What is needed> Tally each line where the word "style" occurs, then give only the total.

Dataset entries>

---------------

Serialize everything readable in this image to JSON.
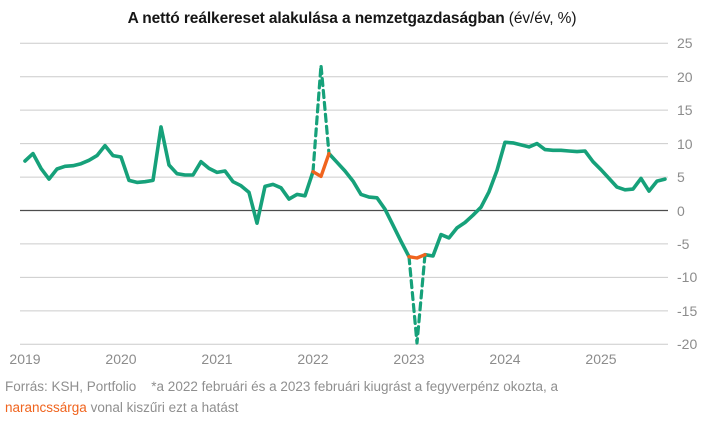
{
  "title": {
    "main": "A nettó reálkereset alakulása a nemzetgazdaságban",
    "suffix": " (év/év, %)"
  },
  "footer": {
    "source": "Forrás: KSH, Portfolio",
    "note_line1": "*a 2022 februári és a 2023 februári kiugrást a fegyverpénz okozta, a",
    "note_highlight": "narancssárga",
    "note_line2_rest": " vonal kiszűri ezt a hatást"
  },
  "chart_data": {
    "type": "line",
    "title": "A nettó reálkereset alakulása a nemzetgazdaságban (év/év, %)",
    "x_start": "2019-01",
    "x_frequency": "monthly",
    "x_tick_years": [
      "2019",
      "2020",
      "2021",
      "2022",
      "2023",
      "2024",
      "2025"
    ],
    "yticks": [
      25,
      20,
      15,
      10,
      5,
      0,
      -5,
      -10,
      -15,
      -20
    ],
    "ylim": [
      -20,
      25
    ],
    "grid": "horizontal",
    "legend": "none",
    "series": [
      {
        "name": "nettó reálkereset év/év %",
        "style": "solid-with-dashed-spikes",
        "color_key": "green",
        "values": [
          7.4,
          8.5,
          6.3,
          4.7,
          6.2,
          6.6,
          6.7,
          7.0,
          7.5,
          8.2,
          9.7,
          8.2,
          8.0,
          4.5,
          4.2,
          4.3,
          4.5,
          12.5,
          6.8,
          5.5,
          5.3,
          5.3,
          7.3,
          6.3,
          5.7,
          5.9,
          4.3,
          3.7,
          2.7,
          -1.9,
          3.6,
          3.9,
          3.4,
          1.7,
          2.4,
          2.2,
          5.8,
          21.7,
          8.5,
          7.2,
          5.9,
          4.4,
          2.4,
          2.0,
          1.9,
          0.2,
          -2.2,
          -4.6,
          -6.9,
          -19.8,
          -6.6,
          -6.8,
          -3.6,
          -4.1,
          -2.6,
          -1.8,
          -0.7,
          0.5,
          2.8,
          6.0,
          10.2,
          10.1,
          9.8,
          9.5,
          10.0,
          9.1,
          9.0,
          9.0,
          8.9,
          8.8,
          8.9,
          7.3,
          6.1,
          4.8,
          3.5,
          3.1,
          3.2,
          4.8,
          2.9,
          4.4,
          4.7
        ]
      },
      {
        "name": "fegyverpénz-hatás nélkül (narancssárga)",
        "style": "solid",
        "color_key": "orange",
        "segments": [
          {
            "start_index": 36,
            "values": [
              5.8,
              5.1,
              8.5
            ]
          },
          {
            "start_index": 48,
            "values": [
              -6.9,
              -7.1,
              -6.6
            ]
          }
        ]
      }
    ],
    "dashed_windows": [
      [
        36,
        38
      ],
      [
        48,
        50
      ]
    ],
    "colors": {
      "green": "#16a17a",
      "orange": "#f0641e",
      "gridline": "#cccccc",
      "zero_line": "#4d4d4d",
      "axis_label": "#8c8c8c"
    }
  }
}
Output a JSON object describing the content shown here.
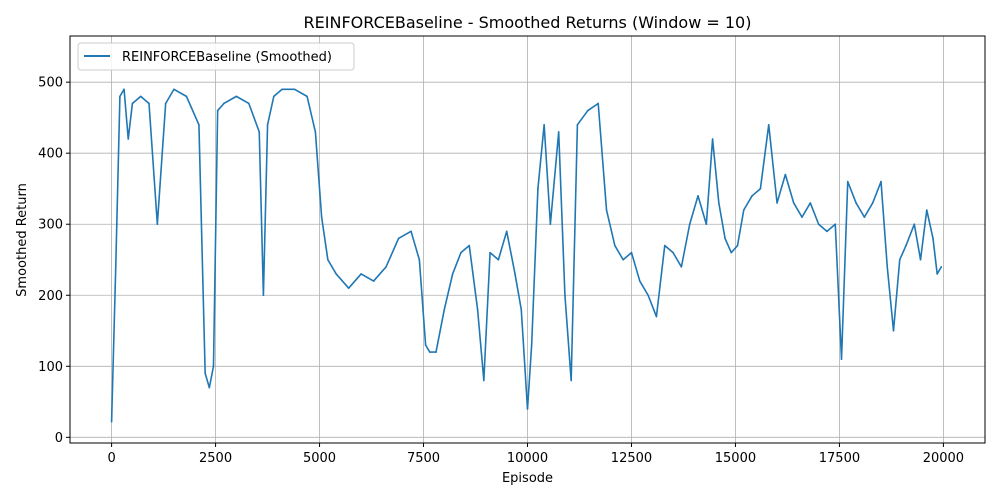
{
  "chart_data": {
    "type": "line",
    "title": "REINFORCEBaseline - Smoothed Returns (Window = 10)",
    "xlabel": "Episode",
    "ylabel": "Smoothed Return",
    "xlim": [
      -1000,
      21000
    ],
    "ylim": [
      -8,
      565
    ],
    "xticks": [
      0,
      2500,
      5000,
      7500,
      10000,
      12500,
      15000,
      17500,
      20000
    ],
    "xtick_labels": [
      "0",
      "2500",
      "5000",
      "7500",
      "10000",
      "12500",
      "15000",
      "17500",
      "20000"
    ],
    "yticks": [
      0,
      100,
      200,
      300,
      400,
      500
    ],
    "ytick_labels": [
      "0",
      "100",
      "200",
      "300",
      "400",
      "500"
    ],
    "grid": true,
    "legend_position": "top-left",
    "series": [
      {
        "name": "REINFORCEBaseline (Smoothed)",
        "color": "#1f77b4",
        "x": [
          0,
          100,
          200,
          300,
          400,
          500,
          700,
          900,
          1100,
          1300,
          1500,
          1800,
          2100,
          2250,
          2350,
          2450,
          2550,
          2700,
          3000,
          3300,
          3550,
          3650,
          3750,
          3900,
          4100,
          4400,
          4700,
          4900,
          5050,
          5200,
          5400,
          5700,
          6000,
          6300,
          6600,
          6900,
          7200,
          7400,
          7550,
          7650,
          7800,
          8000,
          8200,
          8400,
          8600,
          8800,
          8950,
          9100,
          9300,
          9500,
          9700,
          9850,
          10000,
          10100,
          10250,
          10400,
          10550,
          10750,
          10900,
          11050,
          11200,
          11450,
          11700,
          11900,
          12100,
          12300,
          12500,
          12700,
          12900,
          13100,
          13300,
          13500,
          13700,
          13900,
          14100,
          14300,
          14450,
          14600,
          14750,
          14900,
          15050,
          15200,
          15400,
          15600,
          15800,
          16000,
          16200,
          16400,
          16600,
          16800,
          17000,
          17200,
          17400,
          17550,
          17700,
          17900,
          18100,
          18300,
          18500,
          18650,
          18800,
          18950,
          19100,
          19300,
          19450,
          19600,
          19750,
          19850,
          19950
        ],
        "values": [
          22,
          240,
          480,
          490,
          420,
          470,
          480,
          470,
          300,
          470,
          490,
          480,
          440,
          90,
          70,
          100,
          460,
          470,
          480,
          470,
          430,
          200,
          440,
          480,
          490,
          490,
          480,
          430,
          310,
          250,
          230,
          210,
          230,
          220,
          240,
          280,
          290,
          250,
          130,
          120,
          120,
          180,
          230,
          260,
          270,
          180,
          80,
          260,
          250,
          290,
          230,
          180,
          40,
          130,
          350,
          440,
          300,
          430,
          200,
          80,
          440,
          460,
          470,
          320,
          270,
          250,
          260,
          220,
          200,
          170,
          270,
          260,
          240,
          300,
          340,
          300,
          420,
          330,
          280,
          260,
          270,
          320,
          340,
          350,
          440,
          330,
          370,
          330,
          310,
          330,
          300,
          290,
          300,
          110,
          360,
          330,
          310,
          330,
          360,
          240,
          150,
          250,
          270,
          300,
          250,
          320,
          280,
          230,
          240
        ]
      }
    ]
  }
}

---------------

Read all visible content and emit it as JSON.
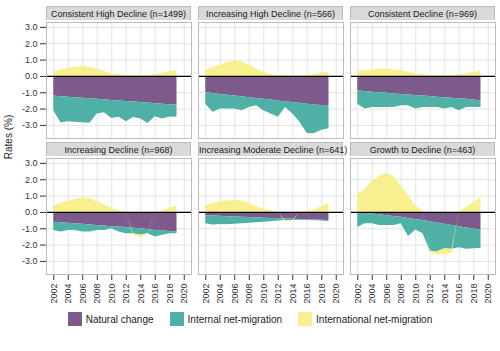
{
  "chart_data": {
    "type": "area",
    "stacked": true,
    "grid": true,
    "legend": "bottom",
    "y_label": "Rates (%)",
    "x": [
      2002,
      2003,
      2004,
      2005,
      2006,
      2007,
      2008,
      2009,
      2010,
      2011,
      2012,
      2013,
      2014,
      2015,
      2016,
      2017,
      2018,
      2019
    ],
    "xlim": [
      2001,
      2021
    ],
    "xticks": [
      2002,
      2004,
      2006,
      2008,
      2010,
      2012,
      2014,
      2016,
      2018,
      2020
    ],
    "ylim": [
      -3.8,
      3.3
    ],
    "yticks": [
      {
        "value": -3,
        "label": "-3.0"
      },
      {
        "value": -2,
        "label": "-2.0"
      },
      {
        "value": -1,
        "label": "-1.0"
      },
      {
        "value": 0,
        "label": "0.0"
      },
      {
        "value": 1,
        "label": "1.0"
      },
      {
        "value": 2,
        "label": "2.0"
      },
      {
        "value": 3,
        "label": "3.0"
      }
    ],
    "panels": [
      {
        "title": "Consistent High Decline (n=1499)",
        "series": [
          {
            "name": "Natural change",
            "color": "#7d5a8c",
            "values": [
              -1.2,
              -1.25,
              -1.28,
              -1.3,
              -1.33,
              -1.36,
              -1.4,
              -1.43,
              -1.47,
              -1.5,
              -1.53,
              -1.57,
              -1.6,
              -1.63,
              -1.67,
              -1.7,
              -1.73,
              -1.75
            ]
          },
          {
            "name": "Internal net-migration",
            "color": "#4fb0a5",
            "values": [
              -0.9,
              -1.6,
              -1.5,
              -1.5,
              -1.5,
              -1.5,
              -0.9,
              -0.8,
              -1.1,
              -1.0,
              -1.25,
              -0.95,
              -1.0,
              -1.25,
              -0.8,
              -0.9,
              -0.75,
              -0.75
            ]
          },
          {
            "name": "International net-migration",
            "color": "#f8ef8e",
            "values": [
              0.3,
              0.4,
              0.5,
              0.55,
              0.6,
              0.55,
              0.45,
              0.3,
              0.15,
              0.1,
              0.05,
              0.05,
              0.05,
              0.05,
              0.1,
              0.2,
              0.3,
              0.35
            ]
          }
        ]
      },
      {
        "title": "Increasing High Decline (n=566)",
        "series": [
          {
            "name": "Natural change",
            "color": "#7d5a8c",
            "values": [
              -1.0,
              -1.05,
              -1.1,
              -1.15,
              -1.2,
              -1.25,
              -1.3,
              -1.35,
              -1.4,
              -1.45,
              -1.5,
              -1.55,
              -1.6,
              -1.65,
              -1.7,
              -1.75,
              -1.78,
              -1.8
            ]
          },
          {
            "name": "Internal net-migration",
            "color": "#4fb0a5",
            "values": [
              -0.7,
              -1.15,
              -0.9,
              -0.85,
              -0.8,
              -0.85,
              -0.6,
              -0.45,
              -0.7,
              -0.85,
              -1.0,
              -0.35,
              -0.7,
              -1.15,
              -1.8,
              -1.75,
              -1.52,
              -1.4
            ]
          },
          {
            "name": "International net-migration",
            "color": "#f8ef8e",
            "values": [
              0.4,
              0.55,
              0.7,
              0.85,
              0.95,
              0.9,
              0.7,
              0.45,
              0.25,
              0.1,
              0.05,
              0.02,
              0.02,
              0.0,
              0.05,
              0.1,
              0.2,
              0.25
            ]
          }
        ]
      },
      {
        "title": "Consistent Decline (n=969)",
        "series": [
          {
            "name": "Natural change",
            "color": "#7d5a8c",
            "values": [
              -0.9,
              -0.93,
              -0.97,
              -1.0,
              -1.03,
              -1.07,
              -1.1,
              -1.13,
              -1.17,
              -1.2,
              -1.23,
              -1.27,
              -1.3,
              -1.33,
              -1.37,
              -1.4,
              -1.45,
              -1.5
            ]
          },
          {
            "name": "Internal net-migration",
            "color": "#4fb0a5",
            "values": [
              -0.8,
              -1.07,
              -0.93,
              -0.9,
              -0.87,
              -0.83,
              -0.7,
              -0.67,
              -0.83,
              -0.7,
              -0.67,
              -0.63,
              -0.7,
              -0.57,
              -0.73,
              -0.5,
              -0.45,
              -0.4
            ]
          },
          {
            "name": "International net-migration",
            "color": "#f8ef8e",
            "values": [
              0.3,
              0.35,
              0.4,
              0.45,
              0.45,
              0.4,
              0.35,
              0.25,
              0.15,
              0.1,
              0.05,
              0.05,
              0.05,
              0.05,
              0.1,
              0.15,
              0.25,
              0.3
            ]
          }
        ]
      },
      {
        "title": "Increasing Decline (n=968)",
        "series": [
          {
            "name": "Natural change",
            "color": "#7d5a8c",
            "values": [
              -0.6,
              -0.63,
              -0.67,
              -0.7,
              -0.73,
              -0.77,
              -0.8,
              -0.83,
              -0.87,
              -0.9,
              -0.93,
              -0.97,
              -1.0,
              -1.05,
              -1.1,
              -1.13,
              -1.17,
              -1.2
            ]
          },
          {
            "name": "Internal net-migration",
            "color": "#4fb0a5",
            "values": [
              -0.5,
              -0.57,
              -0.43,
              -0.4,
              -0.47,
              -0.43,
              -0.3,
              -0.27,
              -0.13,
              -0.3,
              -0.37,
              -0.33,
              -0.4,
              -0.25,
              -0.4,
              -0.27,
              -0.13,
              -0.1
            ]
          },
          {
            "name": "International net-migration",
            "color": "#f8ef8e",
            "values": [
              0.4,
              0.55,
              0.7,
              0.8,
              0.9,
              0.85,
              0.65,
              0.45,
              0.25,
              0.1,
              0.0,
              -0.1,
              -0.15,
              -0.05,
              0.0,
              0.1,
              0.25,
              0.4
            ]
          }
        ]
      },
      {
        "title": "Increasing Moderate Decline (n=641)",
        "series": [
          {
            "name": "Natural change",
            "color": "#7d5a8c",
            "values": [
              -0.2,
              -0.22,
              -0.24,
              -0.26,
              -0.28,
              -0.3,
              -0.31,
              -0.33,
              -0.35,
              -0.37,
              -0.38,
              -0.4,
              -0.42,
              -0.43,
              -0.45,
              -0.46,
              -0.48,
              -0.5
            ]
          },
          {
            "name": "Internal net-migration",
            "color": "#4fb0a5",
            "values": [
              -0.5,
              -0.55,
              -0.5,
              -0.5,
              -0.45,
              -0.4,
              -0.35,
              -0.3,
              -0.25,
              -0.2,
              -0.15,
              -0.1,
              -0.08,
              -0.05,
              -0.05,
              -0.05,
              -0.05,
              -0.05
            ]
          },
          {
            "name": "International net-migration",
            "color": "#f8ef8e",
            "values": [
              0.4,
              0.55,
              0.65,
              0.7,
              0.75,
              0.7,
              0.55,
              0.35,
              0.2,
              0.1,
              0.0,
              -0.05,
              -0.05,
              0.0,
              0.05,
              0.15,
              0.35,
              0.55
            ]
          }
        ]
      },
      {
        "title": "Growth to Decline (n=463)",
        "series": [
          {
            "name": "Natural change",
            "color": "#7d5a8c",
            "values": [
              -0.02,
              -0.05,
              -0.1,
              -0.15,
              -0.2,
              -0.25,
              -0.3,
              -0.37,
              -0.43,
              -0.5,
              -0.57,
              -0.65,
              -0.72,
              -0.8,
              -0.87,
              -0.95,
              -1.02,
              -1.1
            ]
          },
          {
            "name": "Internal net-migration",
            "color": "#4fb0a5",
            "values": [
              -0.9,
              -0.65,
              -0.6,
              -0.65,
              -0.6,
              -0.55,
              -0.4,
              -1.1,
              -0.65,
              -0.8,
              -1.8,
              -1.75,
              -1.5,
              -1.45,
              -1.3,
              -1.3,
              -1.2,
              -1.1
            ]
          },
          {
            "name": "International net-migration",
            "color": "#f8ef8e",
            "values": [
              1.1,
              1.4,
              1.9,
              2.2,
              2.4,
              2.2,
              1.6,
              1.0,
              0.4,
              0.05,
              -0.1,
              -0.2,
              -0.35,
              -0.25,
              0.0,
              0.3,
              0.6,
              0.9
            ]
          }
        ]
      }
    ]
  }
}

---------------

Expected output> 2